== TEXT EXCERPT ==

····················

Costing is important to a company as it helps with budgeting, but mainly so that they can ‘cost’ up the price to make a product or a batch of products. Without costing, a company would not be able to give an accurate cost price and therefore final retail price as they wouldn’t know much it costs them to make the product.

What are the differences between Absorption costing and ABC?

There are two main methods of costing, absorption and activity based costing. There are some vital differences between the two and so the pros and cons of each must be taken into account to assess the suitability of each method.

The main difference is that ABC takes more than one cost driver into account, meaning that the final costing figure is more accurate than when using the standard absorption method, for example if a company made two similar products; product 1, which is a low volume item that requires many machine setups, more testing, and special engineering tasks and product 2, which is a high volume item that requires minimal setups and special operations, and is running continuously. If we were to apply the traditional absorption costing method, it would use the machine hours as the cost driver, and so product 2 would incur massively higher costs, due to it using the most machine hours, even though product one required far more additional activities, setups, and testing. This shows how the traditional method is not appropriate when a company produces multiple products/services that require very different inputs.

····················

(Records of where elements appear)

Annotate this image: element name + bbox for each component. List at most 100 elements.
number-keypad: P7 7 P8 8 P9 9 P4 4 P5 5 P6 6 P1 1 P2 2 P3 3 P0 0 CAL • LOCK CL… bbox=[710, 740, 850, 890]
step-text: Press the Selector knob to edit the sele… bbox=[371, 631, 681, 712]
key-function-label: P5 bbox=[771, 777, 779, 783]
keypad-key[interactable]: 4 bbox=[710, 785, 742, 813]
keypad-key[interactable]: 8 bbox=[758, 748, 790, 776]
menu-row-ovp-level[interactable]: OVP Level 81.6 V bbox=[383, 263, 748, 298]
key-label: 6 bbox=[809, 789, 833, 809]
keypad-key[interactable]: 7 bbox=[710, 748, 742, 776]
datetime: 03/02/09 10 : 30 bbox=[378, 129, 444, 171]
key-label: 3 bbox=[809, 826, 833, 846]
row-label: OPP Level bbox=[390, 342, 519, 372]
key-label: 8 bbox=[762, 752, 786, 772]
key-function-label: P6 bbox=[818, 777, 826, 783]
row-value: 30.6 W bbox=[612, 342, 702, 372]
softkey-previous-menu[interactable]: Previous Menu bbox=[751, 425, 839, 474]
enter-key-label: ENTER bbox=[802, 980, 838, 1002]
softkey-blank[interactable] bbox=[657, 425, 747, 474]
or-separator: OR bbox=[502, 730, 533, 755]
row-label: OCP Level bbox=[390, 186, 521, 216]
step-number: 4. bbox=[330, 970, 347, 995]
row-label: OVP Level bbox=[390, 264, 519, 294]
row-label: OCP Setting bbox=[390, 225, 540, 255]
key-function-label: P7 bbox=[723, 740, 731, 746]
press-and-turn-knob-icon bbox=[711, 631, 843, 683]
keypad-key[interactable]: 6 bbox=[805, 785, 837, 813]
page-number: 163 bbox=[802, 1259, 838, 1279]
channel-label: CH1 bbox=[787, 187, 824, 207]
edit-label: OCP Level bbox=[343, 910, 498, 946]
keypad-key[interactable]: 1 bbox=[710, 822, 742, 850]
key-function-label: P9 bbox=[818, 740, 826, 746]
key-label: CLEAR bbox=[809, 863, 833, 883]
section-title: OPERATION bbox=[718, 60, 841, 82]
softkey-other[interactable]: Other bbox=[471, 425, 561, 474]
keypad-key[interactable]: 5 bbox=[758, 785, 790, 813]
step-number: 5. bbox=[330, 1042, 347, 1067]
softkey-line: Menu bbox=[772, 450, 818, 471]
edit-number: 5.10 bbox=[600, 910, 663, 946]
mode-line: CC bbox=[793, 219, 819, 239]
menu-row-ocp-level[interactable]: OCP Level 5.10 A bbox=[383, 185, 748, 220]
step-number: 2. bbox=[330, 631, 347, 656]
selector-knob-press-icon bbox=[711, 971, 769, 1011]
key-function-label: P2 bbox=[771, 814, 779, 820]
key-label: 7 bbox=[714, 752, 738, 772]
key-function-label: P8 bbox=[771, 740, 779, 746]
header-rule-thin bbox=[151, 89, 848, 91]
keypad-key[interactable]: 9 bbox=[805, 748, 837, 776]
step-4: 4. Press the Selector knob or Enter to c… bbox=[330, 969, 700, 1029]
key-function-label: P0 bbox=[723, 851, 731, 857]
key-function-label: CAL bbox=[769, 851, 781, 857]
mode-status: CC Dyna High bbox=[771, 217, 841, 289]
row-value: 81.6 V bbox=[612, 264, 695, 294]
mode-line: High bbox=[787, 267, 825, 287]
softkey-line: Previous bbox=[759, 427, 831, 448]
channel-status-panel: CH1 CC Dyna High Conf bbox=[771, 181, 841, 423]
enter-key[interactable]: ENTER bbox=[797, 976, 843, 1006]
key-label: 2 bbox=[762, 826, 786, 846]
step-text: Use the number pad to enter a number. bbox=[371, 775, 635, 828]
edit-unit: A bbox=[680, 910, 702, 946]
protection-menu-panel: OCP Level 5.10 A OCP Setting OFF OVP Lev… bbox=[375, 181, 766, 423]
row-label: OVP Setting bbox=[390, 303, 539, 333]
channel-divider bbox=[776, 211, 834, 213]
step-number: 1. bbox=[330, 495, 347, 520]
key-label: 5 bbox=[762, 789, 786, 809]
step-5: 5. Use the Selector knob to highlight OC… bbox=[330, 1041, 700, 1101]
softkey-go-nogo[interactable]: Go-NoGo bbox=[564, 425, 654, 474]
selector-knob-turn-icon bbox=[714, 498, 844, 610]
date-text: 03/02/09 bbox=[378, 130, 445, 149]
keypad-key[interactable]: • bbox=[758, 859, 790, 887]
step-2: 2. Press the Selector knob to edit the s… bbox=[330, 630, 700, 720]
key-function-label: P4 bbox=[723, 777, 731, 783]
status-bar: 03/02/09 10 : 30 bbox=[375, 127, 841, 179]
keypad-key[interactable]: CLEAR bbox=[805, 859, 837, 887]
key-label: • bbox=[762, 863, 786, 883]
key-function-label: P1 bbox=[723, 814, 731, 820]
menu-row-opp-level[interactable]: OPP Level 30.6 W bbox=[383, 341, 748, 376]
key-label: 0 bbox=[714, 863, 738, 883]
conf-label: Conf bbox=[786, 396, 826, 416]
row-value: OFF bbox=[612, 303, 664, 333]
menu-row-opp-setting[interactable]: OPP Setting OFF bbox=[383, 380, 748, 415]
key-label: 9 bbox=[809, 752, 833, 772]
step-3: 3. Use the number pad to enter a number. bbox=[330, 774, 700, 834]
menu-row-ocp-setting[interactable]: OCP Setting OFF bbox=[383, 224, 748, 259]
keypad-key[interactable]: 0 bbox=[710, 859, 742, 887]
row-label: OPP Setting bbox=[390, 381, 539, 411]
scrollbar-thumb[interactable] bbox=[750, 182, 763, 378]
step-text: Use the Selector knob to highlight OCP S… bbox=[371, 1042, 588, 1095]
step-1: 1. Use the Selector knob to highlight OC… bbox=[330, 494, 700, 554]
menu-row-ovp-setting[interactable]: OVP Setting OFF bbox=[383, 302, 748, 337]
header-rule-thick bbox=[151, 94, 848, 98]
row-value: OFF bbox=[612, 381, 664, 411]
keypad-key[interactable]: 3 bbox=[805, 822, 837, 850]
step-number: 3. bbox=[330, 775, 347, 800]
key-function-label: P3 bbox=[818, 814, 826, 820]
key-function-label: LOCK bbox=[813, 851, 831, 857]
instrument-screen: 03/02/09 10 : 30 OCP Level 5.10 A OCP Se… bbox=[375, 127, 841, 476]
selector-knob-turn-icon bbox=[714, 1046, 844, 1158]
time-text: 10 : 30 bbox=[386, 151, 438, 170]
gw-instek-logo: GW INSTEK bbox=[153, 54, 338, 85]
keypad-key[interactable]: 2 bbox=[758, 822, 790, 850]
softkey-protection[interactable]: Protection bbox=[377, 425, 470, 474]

····················

== SET TASKS ==
**a)** Update the costing passage from "There are two" through "of each method.", replacing "methods" with "approaches".
**b)** Recast the records from the start through the line containing "edit-number: 5.10 bbox=[600, 910, 663, 946]" as a Markdown table with the columns Row and Line, numbering each row and omitting blank lines.

== TASK-BY-TASK RESULTS ==
**a)**
There are two main approaches of costing, absorption and activity based costing. There are some vital differences between the two and so the pros and cons of each must be taken into account to assess the suitability of each method.

**b)**
| Row | Line |
|---|---|
| 1 | Annotate this image: element name + bbox for each component. List at most 100 elements. |
| 2 | number-keypad: P7 7 P8 8 P9 9 P4 4 P5 5 P6 6 P1 1 P2 2 P3 3 P0 0 CAL • LOCK CL… bbox=[710, 740, 850, 890] |
| 3 | step-text: Press the Selector knob to edit the sele… bbox=[371, 631, 681, 712] |
| 4 | key-function-label: P5 bbox=[771, 777, 779, 783] |
| 5 | keypad-key[interactable]: 4 bbox=[710, 785, 742, 813] |
| 6 | keypad-key[interactable]: 8 bbox=[758, 748, 790, 776] |
| 7 | menu-row-ovp-level[interactable]: OVP Level 81.6 V bbox=[383, 263, 748, 298] |
| 8 | key-label: 6 bbox=[809, 789, 833, 809] |
| 9 | keypad-key[interactable]: 7 bbox=[710, 748, 742, 776] |
| 10 | datetime: 03/02/09 10 : 30 bbox=[378, 129, 444, 171] |
| 11 | key-label: 3 bbox=[809, 826, 833, 846] |
| 12 | row-label: OPP Level bbox=[390, 342, 519, 372] |
| 13 | key-label: 8 bbox=[762, 752, 786, 772] |
| 14 | key-function-label: P6 bbox=[818, 777, 826, 783] |
| 15 | row-value: 30.6 W bbox=[612, 342, 702, 372] |
| 16 | softkey-previous-menu[interactable]: Previous Menu bbox=[751, 425, 839, 474] |
| 17 | enter-key-label: ENTER bbox=[802, 980, 838, 1002] |
| 18 | softkey-blank[interactable] bbox=[657, 425, 747, 474] |
| 19 | or-separator: OR bbox=[502, 730, 533, 755] |
| 20 | row-label: OCP Level bbox=[390, 186, 521, 216] |
| 21 | step-number: 4. bbox=[330, 970, 347, 995] |
| 22 | row-label: OVP Level bbox=[390, 264, 519, 294] |
| 23 | row-label: OCP Setting bbox=[390, 225, 540, 255] |
| 24 | key-function-label: P7 bbox=[723, 740, 731, 746] |
| 25 | press-and-turn-knob-icon bbox=[711, 631, 843, 683] |
| 26 | keypad-key[interactable]: 6 bbox=[805, 785, 837, 813] |
| 27 | page-number: 163 bbox=[802, 1259, 838, 1279] |
| 28 | channel-label: CH1 bbox=[787, 187, 824, 207] |
| 29 | edit-label: OCP Level bbox=[343, 910, 498, 946] |
| 30 | keypad-key[interactable]: 1 bbox=[710, 822, 742, 850] |
| 31 | key-function-label: P9 bbox=[818, 740, 826, 746] |
| 32 | key-label: CLEAR bbox=[809, 863, 833, 883] |
| 33 | section-title: OPERATION bbox=[718, 60, 841, 82] |
| 34 | softkey-other[interactable]: Other bbox=[471, 425, 561, 474] |
| 35 | keypad-key[interactable]: 5 bbox=[758, 785, 790, 813] |
| 36 | step-number: 5. bbox=[330, 1042, 347, 1067] |
| 37 | softkey-line: Menu bbox=[772, 450, 818, 471] |
| 38 | edit-number: 5.10 bbox=[600, 910, 663, 946] |